Your instructions:
Repeat the data that follows, word for word, without the images.

Dataset:
◇ ◇ ◇

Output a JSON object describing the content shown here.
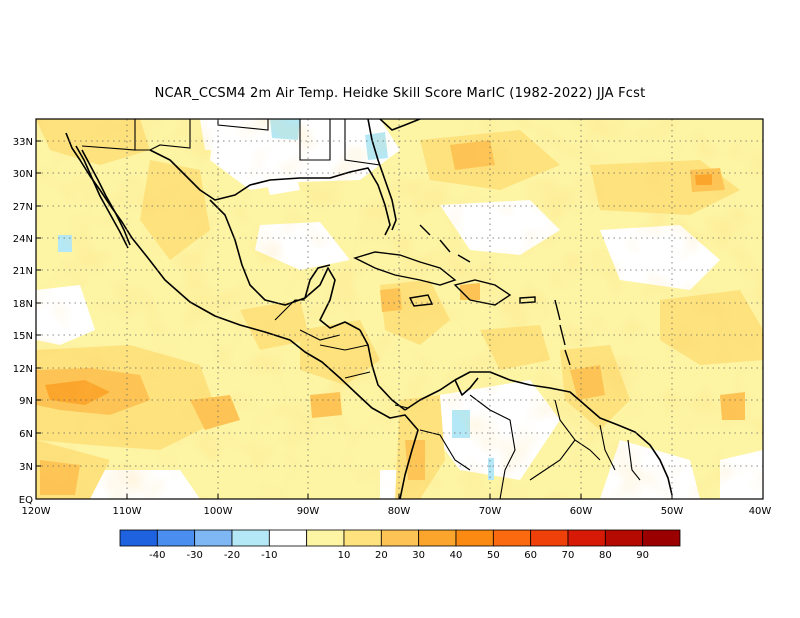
{
  "title": "NCAR_CCSM4  2m Air Temp. Heidke Skill Score MarIC (1982-2022) JJA Fcst",
  "lat_labels": [
    "33N",
    "30N",
    "27N",
    "24N",
    "21N",
    "18N",
    "15N",
    "12N",
    "9N",
    "6N",
    "3N",
    "EQ"
  ],
  "lon_labels": [
    "120W",
    "110W",
    "100W",
    "90W",
    "80W",
    "70W",
    "60W",
    "50W",
    "40W"
  ],
  "colorbar": {
    "colors": [
      "#1f62e0",
      "#4a8ff0",
      "#7fb6f4",
      "#b4e8f6",
      "#ffffff",
      "#fdf4a4",
      "#fde27e",
      "#fdc455",
      "#fba52c",
      "#fb8a12",
      "#fb6a0e",
      "#f0400a",
      "#d71a06",
      "#b40a02",
      "#9a0000"
    ],
    "labels": [
      "-40",
      "-30",
      "-20",
      "-10",
      "10",
      "20",
      "30",
      "40",
      "50",
      "60",
      "70",
      "80",
      "90"
    ]
  }
}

◇ ◇ ◇

Task output:
Output a JSON object describing the content shown here.
{
  "title": "NCAR_CCSM4  2m Air Temp. Heidke Skill Score MarIC (1982-2022) JJA Fcst",
  "lat_labels": [
    "33N",
    "30N",
    "27N",
    "24N",
    "21N",
    "18N",
    "15N",
    "12N",
    "9N",
    "6N",
    "3N",
    "EQ"
  ],
  "lon_labels": [
    "120W",
    "110W",
    "100W",
    "90W",
    "80W",
    "70W",
    "60W",
    "50W",
    "40W"
  ],
  "colorbar": {
    "colors": [
      "#1f62e0",
      "#4a8ff0",
      "#7fb6f4",
      "#b4e8f6",
      "#ffffff",
      "#fdf4a4",
      "#fde27e",
      "#fdc455",
      "#fba52c",
      "#fb8a12",
      "#fb6a0e",
      "#f0400a",
      "#d71a06",
      "#b40a02",
      "#9a0000"
    ],
    "labels": [
      "-40",
      "-30",
      "-20",
      "-10",
      "10",
      "20",
      "30",
      "40",
      "50",
      "60",
      "70",
      "80",
      "90"
    ]
  }
}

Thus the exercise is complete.